__Material__
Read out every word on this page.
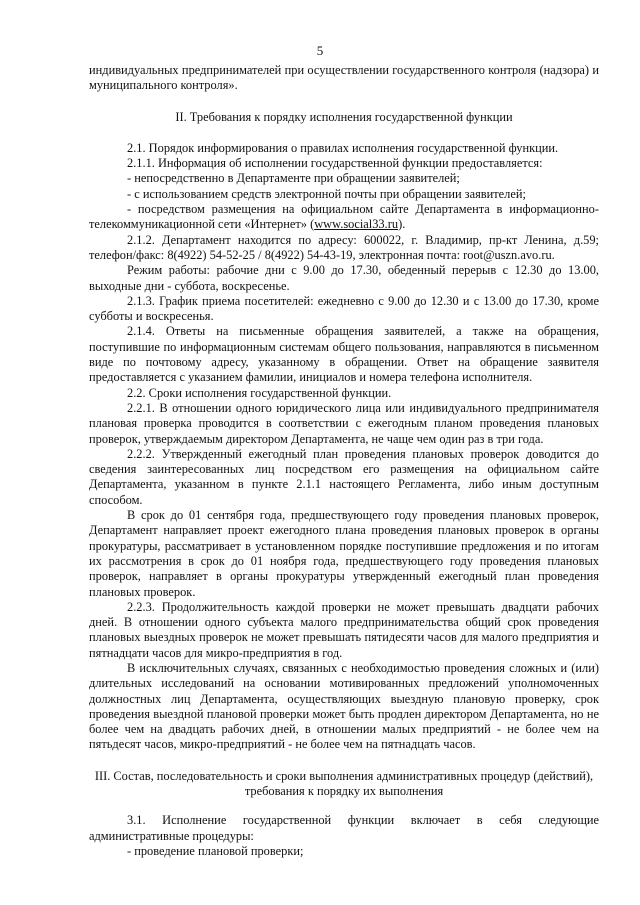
5

индивидуальных предпринимателей при осуществлении государственного контроля (надзора) и муниципального контроля».

II. Требования к порядку исполнения государственной функции

2.1. Порядок информирования о правилах исполнения государственной функции.

2.1.1. Информация об исполнении государственной функции предоставляется:

- непосредственно в Департаменте при обращении заявителей;

- с использованием средств электронной почты при обращении заявителей;

- посредством размещения на официальном сайте Департамента в информационно-телекоммуникационной сети «Интернет» (www.social33.ru).

2.1.2. Департамент находится по адресу: 600022, г. Владимир, пр-кт Ленина, д.59; телефон/факс: 8(4922) 54-52-25 / 8(4922) 54-43-19, электронная почта: root@uszn.avo.ru.

Режим работы: рабочие дни с 9.00 до 17.30, обеденный перерыв с 12.30 до 13.00, выходные дни - суббота, воскресенье.

2.1.3. График приема посетителей: ежедневно с 9.00 до 12.30 и с 13.00 до 17.30, кроме субботы и воскресенья.

2.1.4. Ответы на письменные обращения заявителей, а также на обращения, поступившие по информационным системам общего пользования, направляются в письменном виде по почтовому адресу, указанному в обращении. Ответ на обращение заявителя предоставляется с указанием фамилии, инициалов и номера телефона исполнителя.

2.2. Сроки исполнения государственной функции.

2.2.1. В отношении одного юридического лица или индивидуального предпринимателя плановая проверка проводится в соответствии с ежегодным планом проведения плановых проверок, утверждаемым директором Департамента, не чаще чем один раз в три года.

2.2.2. Утвержденный ежегодный план проведения плановых проверок доводится до сведения заинтересованных лиц посредством его размещения на официальном сайте Департамента, указанном в пункте 2.1.1 настоящего Регламента, либо иным доступным способом.

В срок до 01 сентября года, предшествующего году проведения плановых проверок, Департамент направляет проект ежегодного плана проведения плановых проверок в органы прокуратуры, рассматривает в установленном порядке поступившие предложения и по итогам их рассмотрения в срок до 01 ноября года, предшествующего году проведения плановых проверок, направляет в органы прокуратуры утвержденный ежегодный план проведения плановых проверок.

2.2.3. Продолжительность каждой проверки не может превышать двадцати рабочих дней. В отношении одного субъекта малого предпринимательства общий срок проведения плановых выездных проверок не может превышать пятидесяти часов для малого предприятия и пятнадцати часов для микро-предприятия в год.

В исключительных случаях, связанных с необходимостью проведения сложных и (или) длительных исследований на основании мотивированных предложений уполномоченных должностных лиц Департамента, осуществляющих выездную плановую проверку, срок проведения выездной плановой проверки может быть продлен директором Департамента, но не более чем на двадцать рабочих дней, в отношении малых предприятий - не более чем на пятьдесят часов, микро-предприятий - не более чем на пятнадцать часов.

III. Состав, последовательность и сроки выполнения административных процедур (действий), требования к порядку их выполнения

3.1. Исполнение государственной функции включает в себя следующие административные процедуры:

- проведение плановой проверки;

__Short exercise__
Find out how many lines in the listing contain the string "порядку". Give the number alone.

__Answer to this exercise__
2